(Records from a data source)
----

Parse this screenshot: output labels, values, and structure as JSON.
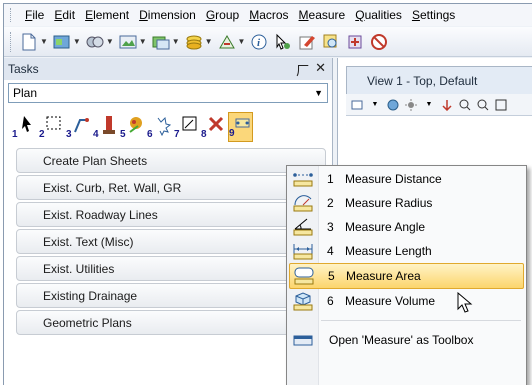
{
  "menubar": {
    "items": [
      "File",
      "Edit",
      "Element",
      "Dimension",
      "Group",
      "Macros",
      "Measure",
      "Qualities",
      "Settings"
    ]
  },
  "toolbar": {
    "icons": [
      "new-file-icon",
      "attributes-icon",
      "levels-icon",
      "display-icon",
      "references-icon",
      "layers-icon",
      "models-icon",
      "info-icon",
      "select-icon",
      "edit-icon",
      "search-icon",
      "add-icon",
      "cancel-icon"
    ]
  },
  "tasks": {
    "title": "Tasks",
    "pin": "⼚",
    "close": "✕",
    "combo_value": "Plan",
    "tool_numbers": [
      "1",
      "2",
      "3",
      "4",
      "5",
      "6",
      "7",
      "8",
      "9"
    ],
    "items": [
      "Create Plan Sheets",
      "Exist. Curb, Ret. Wall, GR",
      "Exist. Roadway Lines",
      "Exist. Text (Misc)",
      "Exist. Utilities",
      "Existing Drainage",
      "Geometric Plans"
    ]
  },
  "view": {
    "title": "View 1 - Top, Default"
  },
  "popup": {
    "items": [
      {
        "num": "1",
        "label": "Measure Distance",
        "icon": "measure-distance-icon"
      },
      {
        "num": "2",
        "label": "Measure Radius",
        "icon": "measure-radius-icon"
      },
      {
        "num": "3",
        "label": "Measure Angle",
        "icon": "measure-angle-icon"
      },
      {
        "num": "4",
        "label": "Measure Length",
        "icon": "measure-length-icon"
      },
      {
        "num": "5",
        "label": "Measure Area",
        "icon": "measure-area-icon"
      },
      {
        "num": "6",
        "label": "Measure Volume",
        "icon": "measure-volume-icon"
      }
    ],
    "footer": "Open 'Measure' as Toolbox",
    "highlighted_index": 4,
    "highlight_color": "#fcd56d"
  }
}
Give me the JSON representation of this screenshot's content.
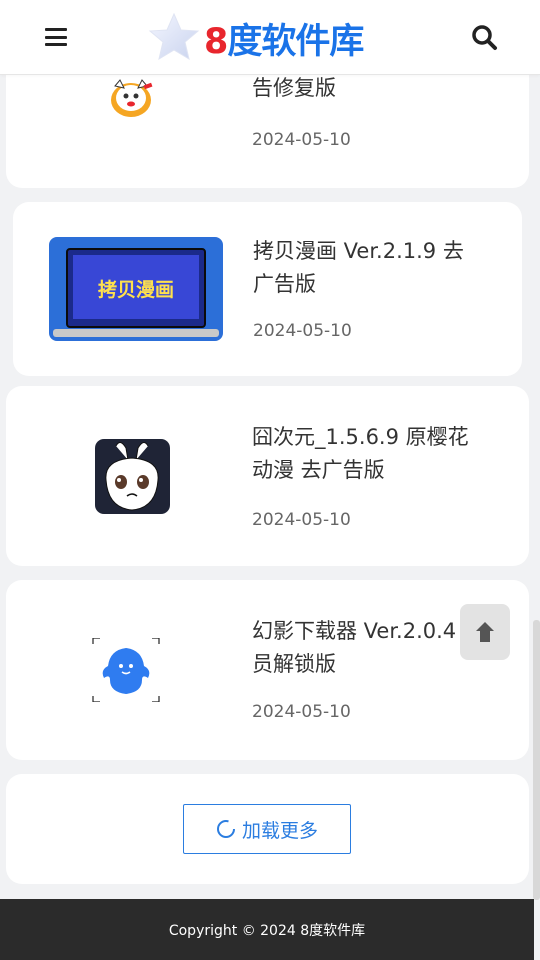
{
  "header": {
    "logo_number": "8",
    "logo_text": "度软件库",
    "menu_icon": "bars-icon",
    "search_icon": "search-icon"
  },
  "items": [
    {
      "title_line1": "",
      "title_line2": "告修复版",
      "date": "2024-05-10",
      "thumb_icon": "cat-avatar-icon"
    },
    {
      "title_line1": "拷贝漫画 Ver.2.1.9 去",
      "title_line2": "广告版",
      "date": "2024-05-10",
      "thumb_text": "拷贝漫画"
    },
    {
      "title_line1": "囧次元_1.5.6.9 原樱花",
      "title_line2": "动漫 去广告版",
      "date": "2024-05-10",
      "thumb_icon": "rabbit-app-icon"
    },
    {
      "title_line1": "幻影下载器 Ver.2.0.4",
      "title_line2": "员解锁版",
      "date": "2024-05-10",
      "thumb_icon": "ghost-app-icon"
    }
  ],
  "load_more": "加载更多",
  "back_to_top_icon": "arrow-up-icon",
  "footer": "Copyright © 2024 8度软件库",
  "colors": {
    "accent": "#2b7de0",
    "logo_red": "#e8262d",
    "logo_blue": "#1a73e8",
    "footer_bg": "#2b2b2b"
  }
}
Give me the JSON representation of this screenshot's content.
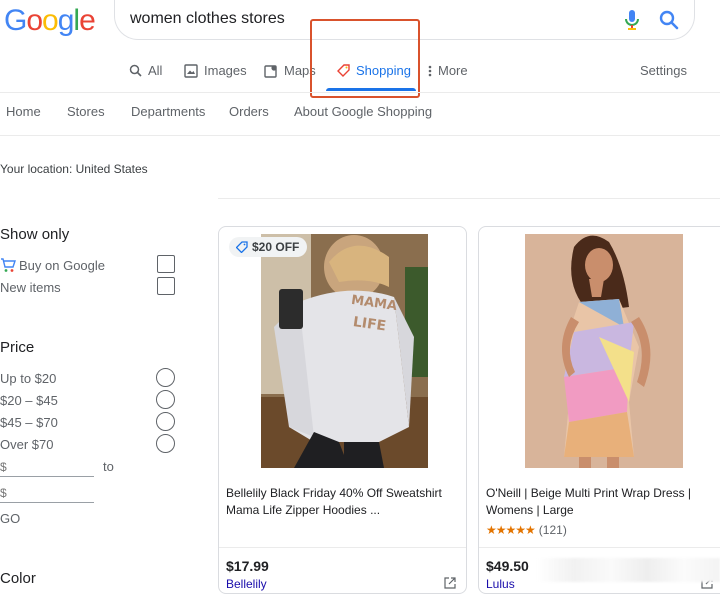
{
  "logo": {
    "letters": [
      "G",
      "o",
      "o",
      "g",
      "l",
      "e"
    ],
    "colors": [
      "#4285F4",
      "#EA4335",
      "#FBBC05",
      "#4285F4",
      "#34A853",
      "#EA4335"
    ]
  },
  "search": {
    "query": "women clothes stores"
  },
  "tabs": [
    {
      "label": "All",
      "icon": "search-icon"
    },
    {
      "label": "Images",
      "icon": "image-icon"
    },
    {
      "label": "Maps",
      "icon": "map-icon"
    },
    {
      "label": "Shopping",
      "icon": "tag-icon",
      "active": true
    },
    {
      "label": "More",
      "icon": "more-vert-icon"
    }
  ],
  "settings_label": "Settings",
  "shop_nav": [
    "Home",
    "Stores",
    "Departments",
    "Orders",
    "About Google Shopping"
  ],
  "location": "Your location: United States",
  "filters": {
    "show_only": {
      "heading": "Show only",
      "options": [
        "Buy on Google",
        "New items"
      ]
    },
    "price": {
      "heading": "Price",
      "options": [
        "Up to $20",
        "$20 – $45",
        "$45 – $70",
        "Over $70"
      ],
      "min_placeholder": "$",
      "max_placeholder": "$",
      "to_label": "to",
      "go_label": "GO"
    },
    "color": {
      "heading": "Color"
    }
  },
  "products": [
    {
      "badge": "$20 OFF",
      "title": "Bellelily Black Friday 40% Off Sweatshirt Mama Life Zipper Hoodies ...",
      "price": "$17.99",
      "merchant": "Bellelily"
    },
    {
      "title": "O'Neill | Beige Multi Print Wrap Dress | Womens | Large",
      "rating_count": "(121)",
      "rating_value": 4.5,
      "price": "$49.50",
      "merchant": "Lulus"
    }
  ]
}
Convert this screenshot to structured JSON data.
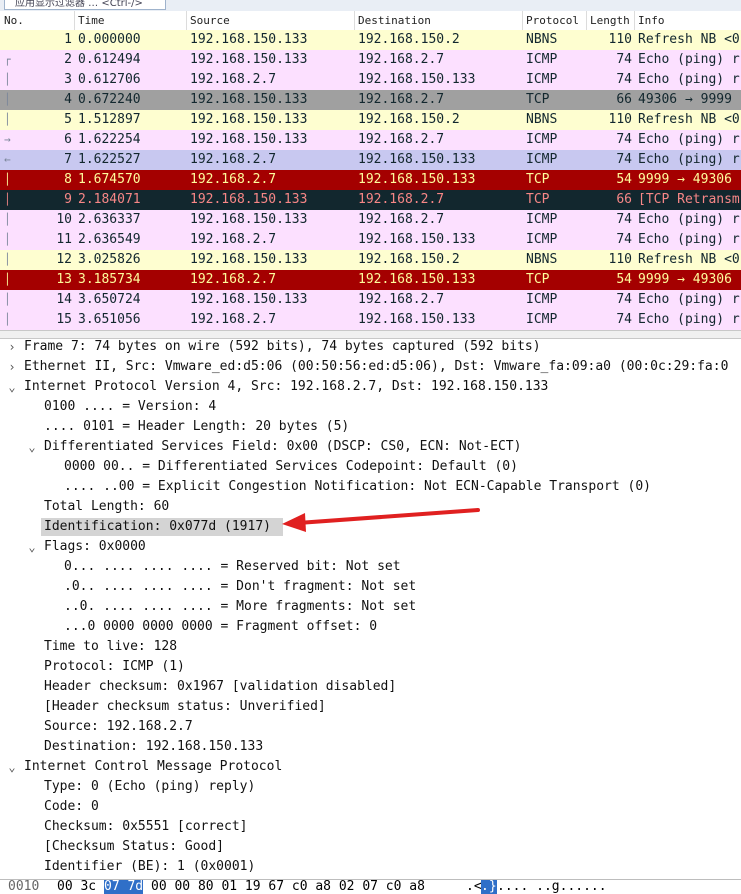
{
  "filter": {
    "text": "应用显示过滤器 … <Ctrl-/>"
  },
  "columns": [
    "No.",
    "Time",
    "Source",
    "Destination",
    "Protocol",
    "Length",
    "Info"
  ],
  "packets": [
    {
      "no": "1",
      "time": "0.000000",
      "src": "192.168.150.133",
      "dst": "192.168.150.2",
      "proto": "NBNS",
      "len": "110",
      "info": "Refresh NB <0",
      "bg": "#fefed0",
      "fg": "#12272e",
      "rel": ""
    },
    {
      "no": "2",
      "time": "0.612494",
      "src": "192.168.150.133",
      "dst": "192.168.2.7",
      "proto": "ICMP",
      "len": "74",
      "info": "Echo (ping) r",
      "bg": "#fce0ff",
      "fg": "#12272e",
      "rel": "┌"
    },
    {
      "no": "3",
      "time": "0.612706",
      "src": "192.168.2.7",
      "dst": "192.168.150.133",
      "proto": "ICMP",
      "len": "74",
      "info": "Echo (ping) r",
      "bg": "#fce0ff",
      "fg": "#12272e",
      "rel": "│"
    },
    {
      "no": "4",
      "time": "0.672240",
      "src": "192.168.150.133",
      "dst": "192.168.2.7",
      "proto": "TCP",
      "len": "66",
      "info": "49306 → 9999",
      "bg": "#a0a0a0",
      "fg": "#12272e",
      "rel": "│"
    },
    {
      "no": "5",
      "time": "1.512897",
      "src": "192.168.150.133",
      "dst": "192.168.150.2",
      "proto": "NBNS",
      "len": "110",
      "info": "Refresh NB <0",
      "bg": "#fefed0",
      "fg": "#12272e",
      "rel": "│"
    },
    {
      "no": "6",
      "time": "1.622254",
      "src": "192.168.150.133",
      "dst": "192.168.2.7",
      "proto": "ICMP",
      "len": "74",
      "info": "Echo (ping) r",
      "bg": "#fce0ff",
      "fg": "#12272e",
      "rel": "→"
    },
    {
      "no": "7",
      "time": "1.622527",
      "src": "192.168.2.7",
      "dst": "192.168.150.133",
      "proto": "ICMP",
      "len": "74",
      "info": "Echo (ping) r",
      "bg": "#c8c8f0",
      "fg": "#12272e",
      "rel": "←"
    },
    {
      "no": "8",
      "time": "1.674570",
      "src": "192.168.2.7",
      "dst": "192.168.150.133",
      "proto": "TCP",
      "len": "54",
      "info": "9999 → 49306",
      "bg": "#a40000",
      "fg": "#fffc9c",
      "rel": "│"
    },
    {
      "no": "9",
      "time": "2.184071",
      "src": "192.168.150.133",
      "dst": "192.168.2.7",
      "proto": "TCP",
      "len": "66",
      "info": "[TCP Retransm",
      "bg": "#12272e",
      "fg": "#f78787",
      "rel": "│"
    },
    {
      "no": "10",
      "time": "2.636337",
      "src": "192.168.150.133",
      "dst": "192.168.2.7",
      "proto": "ICMP",
      "len": "74",
      "info": "Echo (ping) r",
      "bg": "#fce0ff",
      "fg": "#12272e",
      "rel": "│"
    },
    {
      "no": "11",
      "time": "2.636549",
      "src": "192.168.2.7",
      "dst": "192.168.150.133",
      "proto": "ICMP",
      "len": "74",
      "info": "Echo (ping) r",
      "bg": "#fce0ff",
      "fg": "#12272e",
      "rel": "│"
    },
    {
      "no": "12",
      "time": "3.025826",
      "src": "192.168.150.133",
      "dst": "192.168.150.2",
      "proto": "NBNS",
      "len": "110",
      "info": "Refresh NB <0",
      "bg": "#fefed0",
      "fg": "#12272e",
      "rel": "│"
    },
    {
      "no": "13",
      "time": "3.185734",
      "src": "192.168.2.7",
      "dst": "192.168.150.133",
      "proto": "TCP",
      "len": "54",
      "info": "9999 → 49306",
      "bg": "#a40000",
      "fg": "#fffc9c",
      "rel": "│"
    },
    {
      "no": "14",
      "time": "3.650724",
      "src": "192.168.150.133",
      "dst": "192.168.2.7",
      "proto": "ICMP",
      "len": "74",
      "info": "Echo (ping) r",
      "bg": "#fce0ff",
      "fg": "#12272e",
      "rel": "│"
    },
    {
      "no": "15",
      "time": "3.651056",
      "src": "192.168.2.7",
      "dst": "192.168.150.133",
      "proto": "ICMP",
      "len": "74",
      "info": "Echo (ping) r",
      "bg": "#fce0ff",
      "fg": "#12272e",
      "rel": "│"
    }
  ],
  "details": [
    {
      "indent": 0,
      "arrow": "›",
      "text": "Frame 7: 74 bytes on wire (592 bits), 74 bytes captured (592 bits)"
    },
    {
      "indent": 0,
      "arrow": "›",
      "text": "Ethernet II, Src: Vmware_ed:d5:06 (00:50:56:ed:d5:06), Dst: Vmware_fa:09:a0 (00:0c:29:fa:0"
    },
    {
      "indent": 0,
      "arrow": "⌄",
      "text": "Internet Protocol Version 4, Src: 192.168.2.7, Dst: 192.168.150.133"
    },
    {
      "indent": 1,
      "arrow": "",
      "text": "0100 .... = Version: 4"
    },
    {
      "indent": 1,
      "arrow": "",
      "text": ".... 0101 = Header Length: 20 bytes (5)"
    },
    {
      "indent": 1,
      "arrow": "⌄",
      "text": "Differentiated Services Field: 0x00 (DSCP: CS0, ECN: Not-ECT)"
    },
    {
      "indent": 2,
      "arrow": "",
      "text": "0000 00.. = Differentiated Services Codepoint: Default (0)"
    },
    {
      "indent": 2,
      "arrow": "",
      "text": ".... ..00 = Explicit Congestion Notification: Not ECN-Capable Transport (0)"
    },
    {
      "indent": 1,
      "arrow": "",
      "text": "Total Length: 60"
    },
    {
      "indent": 1,
      "arrow": "",
      "text": "Identification: 0x077d (1917)",
      "highlight": true
    },
    {
      "indent": 1,
      "arrow": "⌄",
      "text": "Flags: 0x0000"
    },
    {
      "indent": 2,
      "arrow": "",
      "text": "0... .... .... .... = Reserved bit: Not set"
    },
    {
      "indent": 2,
      "arrow": "",
      "text": ".0.. .... .... .... = Don't fragment: Not set"
    },
    {
      "indent": 2,
      "arrow": "",
      "text": "..0. .... .... .... = More fragments: Not set"
    },
    {
      "indent": 2,
      "arrow": "",
      "text": "...0 0000 0000 0000 = Fragment offset: 0"
    },
    {
      "indent": 1,
      "arrow": "",
      "text": "Time to live: 128"
    },
    {
      "indent": 1,
      "arrow": "",
      "text": "Protocol: ICMP (1)"
    },
    {
      "indent": 1,
      "arrow": "",
      "text": "Header checksum: 0x1967 [validation disabled]"
    },
    {
      "indent": 1,
      "arrow": "",
      "text": "[Header checksum status: Unverified]"
    },
    {
      "indent": 1,
      "arrow": "",
      "text": "Source: 192.168.2.7"
    },
    {
      "indent": 1,
      "arrow": "",
      "text": "Destination: 192.168.150.133"
    },
    {
      "indent": 0,
      "arrow": "⌄",
      "text": "Internet Control Message Protocol"
    },
    {
      "indent": 1,
      "arrow": "",
      "text": "Type: 0 (Echo (ping) reply)"
    },
    {
      "indent": 1,
      "arrow": "",
      "text": "Code: 0"
    },
    {
      "indent": 1,
      "arrow": "",
      "text": "Checksum: 0x5551 [correct]"
    },
    {
      "indent": 1,
      "arrow": "",
      "text": "[Checksum Status: Good]"
    },
    {
      "indent": 1,
      "arrow": "",
      "text": "Identifier (BE): 1 (0x0001)"
    }
  ],
  "bytes": {
    "offset": "0010",
    "hex_before": "00 3c",
    "hex_selected": "07 7d",
    "hex_after": "00 00 80 01  19 67 c0 a8 02 07 c0 a8",
    "ascii_before": ".<",
    "ascii_selected": ".}",
    "ascii_after": ".... ..g......"
  },
  "annotation": {
    "arrow_color": "#e02020"
  }
}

----

(Objective): Report back each line of the entries that holds the string "Destination".

(Solution for this task):
    "Destination",
      "text": "Destination: 192.168.150.133"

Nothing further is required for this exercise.